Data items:
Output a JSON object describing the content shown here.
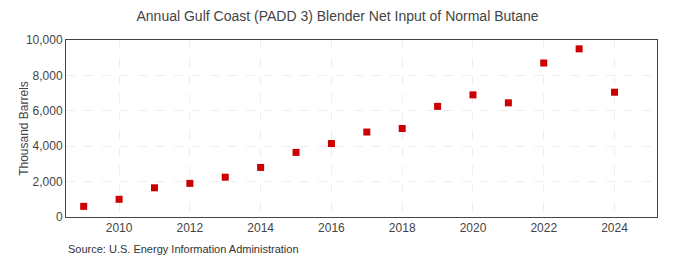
{
  "chart_data": {
    "type": "scatter",
    "title": "Annual Gulf Coast (PADD 3) Blender Net Input of Normal Butane",
    "ylabel": "Thousand Barrels",
    "annotations": [
      "Source: U.S. Energy Information Administration"
    ],
    "x": [
      2009,
      2010,
      2011,
      2012,
      2013,
      2014,
      2015,
      2016,
      2017,
      2018,
      2019,
      2020,
      2021,
      2022,
      2023,
      2024
    ],
    "values": [
      600,
      1000,
      1650,
      1900,
      2250,
      2800,
      3650,
      4150,
      4800,
      5000,
      6250,
      6900,
      6450,
      8700,
      9500,
      7050
    ],
    "color": "#cc0000",
    "marker": "square",
    "xlim": [
      2008.5,
      2025.2
    ],
    "xticks": [
      2010,
      2012,
      2014,
      2016,
      2018,
      2020,
      2022,
      2024
    ],
    "ylim": [
      0,
      10000
    ],
    "yticks": [
      0,
      {
        "value": 2000,
        "label": "2,000"
      },
      {
        "value": 4000,
        "label": "4,000"
      },
      {
        "value": 6000,
        "label": "6,000"
      },
      {
        "value": 8000,
        "label": "8,000"
      },
      {
        "value": 10000,
        "label": "10,000"
      }
    ],
    "grid": true
  }
}
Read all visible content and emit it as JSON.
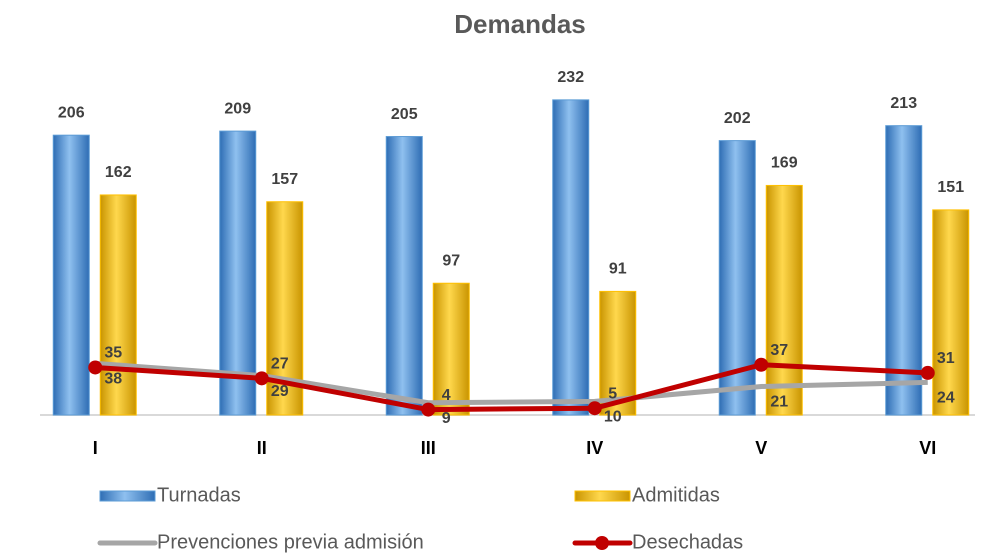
{
  "chart_data": {
    "type": "bar",
    "title": "Demandas",
    "categories": [
      "I",
      "II",
      "III",
      "IV",
      "V",
      "VI"
    ],
    "ylim": [
      0,
      240
    ],
    "series": [
      {
        "name": "Turnadas",
        "type": "bar",
        "color": "#5b9bd5",
        "values": [
          206,
          209,
          205,
          232,
          202,
          213
        ]
      },
      {
        "name": "Admitidas",
        "type": "bar",
        "color": "#ffc000",
        "values": [
          162,
          157,
          97,
          91,
          169,
          151
        ]
      },
      {
        "name": "Prevenciones previa admisión",
        "type": "line",
        "color": "#a6a6a6",
        "values": [
          38,
          29,
          9,
          10,
          21,
          24
        ]
      },
      {
        "name": "Desechadas",
        "type": "line",
        "color": "#c00000",
        "values": [
          35,
          27,
          4,
          5,
          37,
          31
        ]
      }
    ]
  }
}
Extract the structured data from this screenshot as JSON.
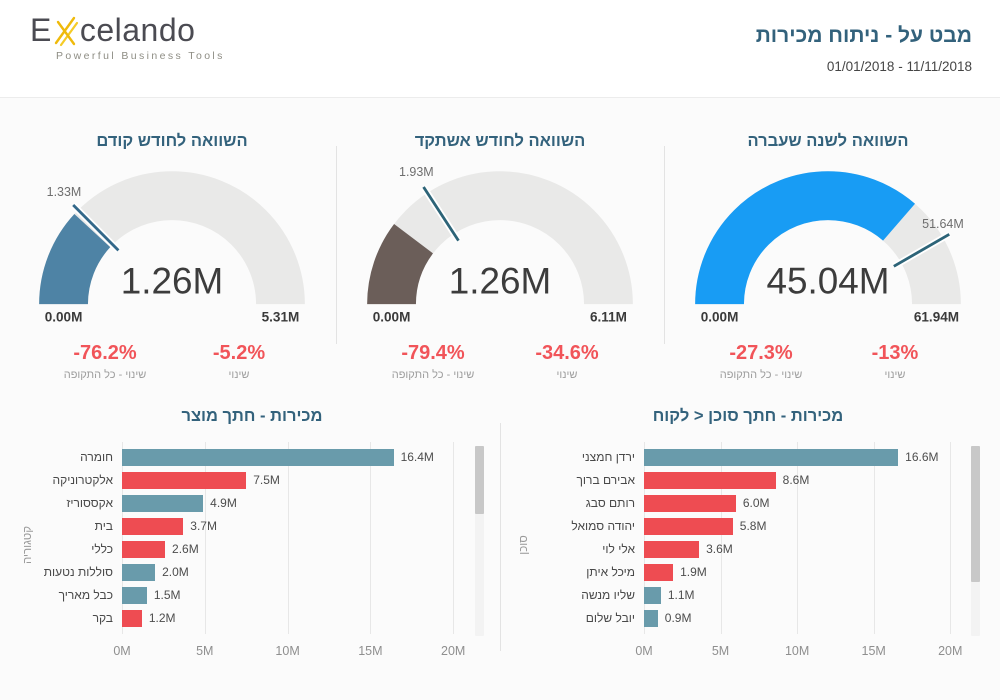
{
  "header": {
    "logo_text_start": "E",
    "logo_text_end": "celando",
    "logo_tagline": "Powerful Business Tools",
    "title": "מבט על - ניתוח מכירות",
    "date_range": "01/01/2018 - 11/11/2018"
  },
  "colors": {
    "title_teal": "#33627C",
    "negative_red": "#F15459",
    "bar_blue": "#699BAB",
    "bar_red": "#EE4C52",
    "gauge_track": "#E9E9E8",
    "logo_gold": "#EFBA0B"
  },
  "chart_data": [
    {
      "type": "gauge",
      "title": "השוואה לחודש קודם",
      "value": 1.26,
      "min": 0,
      "max": 5.31,
      "target": 1.33,
      "value_label": "1.26M",
      "min_label": "0.00M",
      "max_label": "5.31M",
      "target_label": "1.33M",
      "fill_color": "#4E83A5",
      "marker_color": "#33688A",
      "stats": [
        {
          "value": "-76.2%",
          "label": "שינוי - כל התקופה"
        },
        {
          "value": "-5.2%",
          "label": "שינוי"
        }
      ]
    },
    {
      "type": "gauge",
      "title": "השוואה לחודש אשתקד",
      "value": 1.26,
      "min": 0,
      "max": 6.11,
      "target": 1.93,
      "value_label": "1.26M",
      "min_label": "0.00M",
      "max_label": "6.11M",
      "target_label": "1.93M",
      "fill_color": "#6B5E59",
      "marker_color": "#2D6478",
      "stats": [
        {
          "value": "-79.4%",
          "label": "שינוי - כל התקופה"
        },
        {
          "value": "-34.6%",
          "label": "שינוי"
        }
      ]
    },
    {
      "type": "gauge",
      "title": "השוואה לשנה שעברה",
      "value": 45.04,
      "min": 0,
      "max": 61.94,
      "target": 51.64,
      "value_label": "45.04M",
      "min_label": "0.00M",
      "max_label": "61.94M",
      "target_label": "51.64M",
      "fill_color": "#189CF4",
      "marker_color": "#2D6478",
      "stats": [
        {
          "value": "-27.3%",
          "label": "שינוי - כל התקופה"
        },
        {
          "value": "-13%",
          "label": "שינוי"
        }
      ]
    },
    {
      "type": "bar",
      "title": "מכירות - חתך מוצר",
      "ylabel": "קטגוריה",
      "xlim": [
        0,
        20
      ],
      "x_ticks": [
        "0M",
        "5M",
        "10M",
        "15M",
        "20M"
      ],
      "categories": [
        "חומרה",
        "אלקטרוניקה",
        "אקססוריז",
        "בית",
        "כללי",
        "סוללות נטעות",
        "כבל מאריך",
        "בקר"
      ],
      "values": [
        16.4,
        7.5,
        4.9,
        3.7,
        2.6,
        2.0,
        1.5,
        1.2
      ],
      "value_labels": [
        "16.4M",
        "7.5M",
        "4.9M",
        "3.7M",
        "2.6M",
        "2.0M",
        "1.5M",
        "1.2M"
      ],
      "bar_colors": [
        "blue",
        "red",
        "blue",
        "red",
        "red",
        "blue",
        "blue",
        "red"
      ]
    },
    {
      "type": "bar",
      "title": "מכירות - חתך סוכן ‎>‎ לקוח",
      "ylabel": "סוכן",
      "xlim": [
        0,
        20
      ],
      "x_ticks": [
        "0M",
        "5M",
        "10M",
        "15M",
        "20M"
      ],
      "categories": [
        "ירדן חמצני",
        "אבירם ברוך",
        "רותם סבג",
        "יהודה סמואל",
        "אלי לוי",
        "מיכל איתן",
        "שליו מנשה",
        "יובל שלום"
      ],
      "values": [
        16.6,
        8.6,
        6.0,
        5.8,
        3.6,
        1.9,
        1.1,
        0.9
      ],
      "value_labels": [
        "16.6M",
        "8.6M",
        "6.0M",
        "5.8M",
        "3.6M",
        "1.9M",
        "1.1M",
        "0.9M"
      ],
      "bar_colors": [
        "blue",
        "red",
        "red",
        "red",
        "red",
        "red",
        "blue",
        "blue"
      ]
    }
  ]
}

EXERCISE REQUIREMENTS:
All of the entries above should be copied exactly, except for the pictures.

OUTPUT OF THE TASK:
Output a JSON object describing the content shown here.
{
  "chart_data": {
    "type": "scatter",
    "title": "Annual Gulf Coast (PADD 3) Blender Net Input of Normal Butane",
    "ylabel": "Thousand Barrels",
    "annotations": [
      "Source: U.S. Energy Information Administration"
    ],
    "x": [
      2009,
      2010,
      2011,
      2012,
      2013,
      2014,
      2015,
      2016,
      2017,
      2018,
      2019,
      2020,
      2021,
      2022,
      2023,
      2024
    ],
    "values": [
      600,
      1000,
      1650,
      1900,
      2250,
      2800,
      3650,
      4150,
      4800,
      5000,
      6250,
      6900,
      6450,
      8700,
      9500,
      7050
    ],
    "color": "#cc0000",
    "marker": "square",
    "xlim": [
      2008.5,
      2025.2
    ],
    "xticks": [
      2010,
      2012,
      2014,
      2016,
      2018,
      2020,
      2022,
      2024
    ],
    "ylim": [
      0,
      10000
    ],
    "yticks": [
      0,
      {
        "value": 2000,
        "label": "2,000"
      },
      {
        "value": 4000,
        "label": "4,000"
      },
      {
        "value": 6000,
        "label": "6,000"
      },
      {
        "value": 8000,
        "label": "8,000"
      },
      {
        "value": 10000,
        "label": "10,000"
      }
    ],
    "grid": true
  }
}
Read all visible content and emit it as JSON.
{
  "chart_data": {
    "type": "bar",
    "title": "Demandas",
    "categories": [
      "I",
      "II",
      "III",
      "IV",
      "V",
      "VI"
    ],
    "ylim": [
      0,
      240
    ],
    "series": [
      {
        "name": "Turnadas",
        "type": "bar",
        "color": "#5b9bd5",
        "values": [
          206,
          209,
          205,
          232,
          202,
          213
        ]
      },
      {
        "name": "Admitidas",
        "type": "bar",
        "color": "#ffc000",
        "values": [
          162,
          157,
          97,
          91,
          169,
          151
        ]
      },
      {
        "name": "Prevenciones previa admisión",
        "type": "line",
        "color": "#a6a6a6",
        "values": [
          38,
          29,
          9,
          10,
          21,
          24
        ]
      },
      {
        "name": "Desechadas",
        "type": "line",
        "color": "#c00000",
        "values": [
          35,
          27,
          4,
          5,
          37,
          31
        ]
      }
    ]
  }
}
Extract the structured data from this screenshot as JSON.
{
  "header": {
    "logo_text_start": "E",
    "logo_text_end": "celando",
    "logo_tagline": "Powerful Business Tools",
    "title": "מבט על - ניתוח מכירות",
    "date_range": "01/01/2018 - 11/11/2018"
  },
  "colors": {
    "title_teal": "#33627C",
    "negative_red": "#F15459",
    "bar_blue": "#699BAB",
    "bar_red": "#EE4C52",
    "gauge_track": "#E9E9E8",
    "logo_gold": "#EFBA0B"
  },
  "chart_data": [
    {
      "type": "gauge",
      "title": "השוואה לחודש קודם",
      "value": 1.26,
      "min": 0,
      "max": 5.31,
      "target": 1.33,
      "value_label": "1.26M",
      "min_label": "0.00M",
      "max_label": "5.31M",
      "target_label": "1.33M",
      "fill_color": "#4E83A5",
      "marker_color": "#33688A",
      "stats": [
        {
          "value": "-76.2%",
          "label": "שינוי - כל התקופה"
        },
        {
          "value": "-5.2%",
          "label": "שינוי"
        }
      ]
    },
    {
      "type": "gauge",
      "title": "השוואה לחודש אשתקד",
      "value": 1.26,
      "min": 0,
      "max": 6.11,
      "target": 1.93,
      "value_label": "1.26M",
      "min_label": "0.00M",
      "max_label": "6.11M",
      "target_label": "1.93M",
      "fill_color": "#6B5E59",
      "marker_color": "#2D6478",
      "stats": [
        {
          "value": "-79.4%",
          "label": "שינוי - כל התקופה"
        },
        {
          "value": "-34.6%",
          "label": "שינוי"
        }
      ]
    },
    {
      "type": "gauge",
      "title": "השוואה לשנה שעברה",
      "value": 45.04,
      "min": 0,
      "max": 61.94,
      "target": 51.64,
      "value_label": "45.04M",
      "min_label": "0.00M",
      "max_label": "61.94M",
      "target_label": "51.64M",
      "fill_color": "#189CF4",
      "marker_color": "#2D6478",
      "stats": [
        {
          "value": "-27.3%",
          "label": "שינוי - כל התקופה"
        },
        {
          "value": "-13%",
          "label": "שינוי"
        }
      ]
    },
    {
      "type": "bar",
      "title": "מכירות - חתך מוצר",
      "ylabel": "קטגוריה",
      "xlim": [
        0,
        20
      ],
      "x_ticks": [
        "0M",
        "5M",
        "10M",
        "15M",
        "20M"
      ],
      "categories": [
        "חומרה",
        "אלקטרוניקה",
        "אקססוריז",
        "בית",
        "כללי",
        "סוללות נטעות",
        "כבל מאריך",
        "בקר"
      ],
      "values": [
        16.4,
        7.5,
        4.9,
        3.7,
        2.6,
        2.0,
        1.5,
        1.2
      ],
      "value_labels": [
        "16.4M",
        "7.5M",
        "4.9M",
        "3.7M",
        "2.6M",
        "2.0M",
        "1.5M",
        "1.2M"
      ],
      "bar_colors": [
        "blue",
        "red",
        "blue",
        "red",
        "red",
        "blue",
        "blue",
        "red"
      ]
    },
    {
      "type": "bar",
      "title": "מכירות - חתך סוכן ‎>‎ לקוח",
      "ylabel": "סוכן",
      "xlim": [
        0,
        20
      ],
      "x_ticks": [
        "0M",
        "5M",
        "10M",
        "15M",
        "20M"
      ],
      "categories": [
        "ירדן חמצני",
        "אבירם ברוך",
        "רותם סבג",
        "יהודה סמואל",
        "אלי לוי",
        "מיכל איתן",
        "שליו מנשה",
        "יובל שלום"
      ],
      "values": [
        16.6,
        8.6,
        6.0,
        5.8,
        3.6,
        1.9,
        1.1,
        0.9
      ],
      "value_labels": [
        "16.6M",
        "8.6M",
        "6.0M",
        "5.8M",
        "3.6M",
        "1.9M",
        "1.1M",
        "0.9M"
      ],
      "bar_colors": [
        "blue",
        "red",
        "red",
        "red",
        "red",
        "red",
        "blue",
        "blue"
      ]
    }
  ]
}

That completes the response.